▸ **Dataset entries**:
★ ★ ★ ★ ★ ★ ★

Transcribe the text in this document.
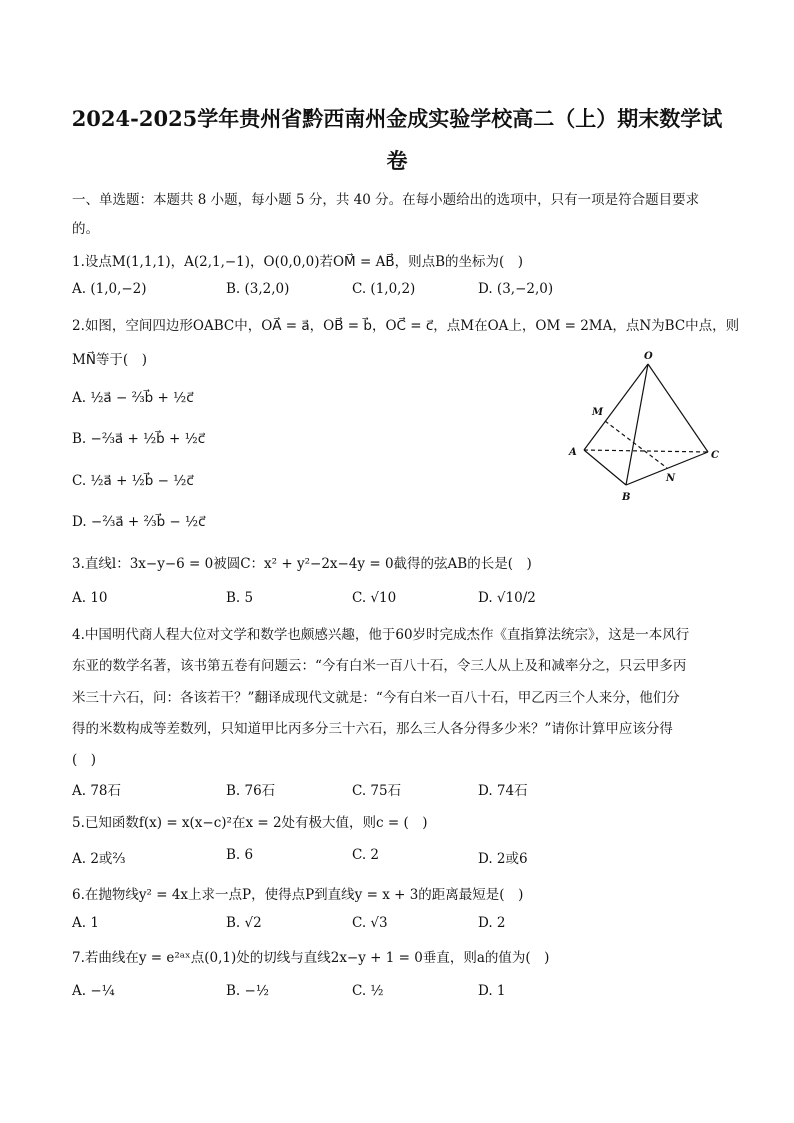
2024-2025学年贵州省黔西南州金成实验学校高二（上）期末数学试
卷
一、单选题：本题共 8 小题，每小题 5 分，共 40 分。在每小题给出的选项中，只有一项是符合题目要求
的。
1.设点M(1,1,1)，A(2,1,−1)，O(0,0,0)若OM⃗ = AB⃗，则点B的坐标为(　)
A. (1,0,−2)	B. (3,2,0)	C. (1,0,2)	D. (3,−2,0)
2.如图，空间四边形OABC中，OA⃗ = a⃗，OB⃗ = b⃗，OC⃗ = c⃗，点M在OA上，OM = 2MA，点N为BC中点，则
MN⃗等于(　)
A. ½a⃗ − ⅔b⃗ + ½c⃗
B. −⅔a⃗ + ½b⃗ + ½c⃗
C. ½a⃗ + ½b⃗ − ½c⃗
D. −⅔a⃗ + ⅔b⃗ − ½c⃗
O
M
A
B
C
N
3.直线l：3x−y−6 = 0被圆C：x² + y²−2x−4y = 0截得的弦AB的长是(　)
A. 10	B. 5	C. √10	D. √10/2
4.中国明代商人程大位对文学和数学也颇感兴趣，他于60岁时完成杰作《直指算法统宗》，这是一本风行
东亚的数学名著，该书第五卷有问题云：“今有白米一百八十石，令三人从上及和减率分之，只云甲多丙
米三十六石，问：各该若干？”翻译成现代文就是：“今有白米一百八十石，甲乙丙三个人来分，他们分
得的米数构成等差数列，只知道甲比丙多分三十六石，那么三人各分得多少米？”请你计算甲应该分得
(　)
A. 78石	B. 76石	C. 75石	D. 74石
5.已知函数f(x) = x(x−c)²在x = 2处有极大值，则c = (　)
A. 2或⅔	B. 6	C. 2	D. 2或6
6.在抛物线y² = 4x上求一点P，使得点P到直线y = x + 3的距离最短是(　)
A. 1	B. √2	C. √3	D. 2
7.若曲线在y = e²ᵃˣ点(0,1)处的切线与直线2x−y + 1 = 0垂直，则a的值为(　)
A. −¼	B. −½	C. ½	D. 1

★ ★ ★ ★ ★ ★ ★

Without the pictures, reproduce every line of the records above exactly.

Transcribe the text in this document.
2024-2025学年贵州省黔西南州金成实验学校高二（上）期末数学试
卷
一、单选题：本题共 8 小题，每小题 5 分，共 40 分。在每小题给出的选项中，只有一项是符合题目要求
的。
1.设点M(1,1,1)，A(2,1,−1)，O(0,0,0)若OM⃗ = AB⃗，则点B的坐标为(　)
A. (1,0,−2)	B. (3,2,0)	C. (1,0,2)	D. (3,−2,0)
2.如图，空间四边形OABC中，OA⃗ = a⃗，OB⃗ = b⃗，OC⃗ = c⃗，点M在OA上，OM = 2MA，点N为BC中点，则
MN⃗等于(　)
A. ½a⃗ − ⅔b⃗ + ½c⃗
B. −⅔a⃗ + ½b⃗ + ½c⃗
C. ½a⃗ + ½b⃗ − ½c⃗
D. −⅔a⃗ + ⅔b⃗ − ½c⃗
O
M
A
B
C
N
3.直线l：3x−y−6 = 0被圆C：x² + y²−2x−4y = 0截得的弦AB的长是(　)
A. 10	B. 5	C. √10	D. √10/2
4.中国明代商人程大位对文学和数学也颇感兴趣，他于60岁时完成杰作《直指算法统宗》，这是一本风行
东亚的数学名著，该书第五卷有问题云：“今有白米一百八十石，令三人从上及和减率分之，只云甲多丙
米三十六石，问：各该若干？”翻译成现代文就是：“今有白米一百八十石，甲乙丙三个人来分，他们分
得的米数构成等差数列，只知道甲比丙多分三十六石，那么三人各分得多少米？”请你计算甲应该分得
(　)
A. 78石	B. 76石	C. 75石	D. 74石
5.已知函数f(x) = x(x−c)²在x = 2处有极大值，则c = (　)
A. 2或⅔	B. 6	C. 2	D. 2或6
6.在抛物线y² = 4x上求一点P，使得点P到直线y = x + 3的距离最短是(　)
A. 1	B. √2	C. √3	D. 2
7.若曲线在y = e²ᵃˣ点(0,1)处的切线与直线2x−y + 1 = 0垂直，则a的值为(　)
A. −¼	B. −½	C. ½	D. 1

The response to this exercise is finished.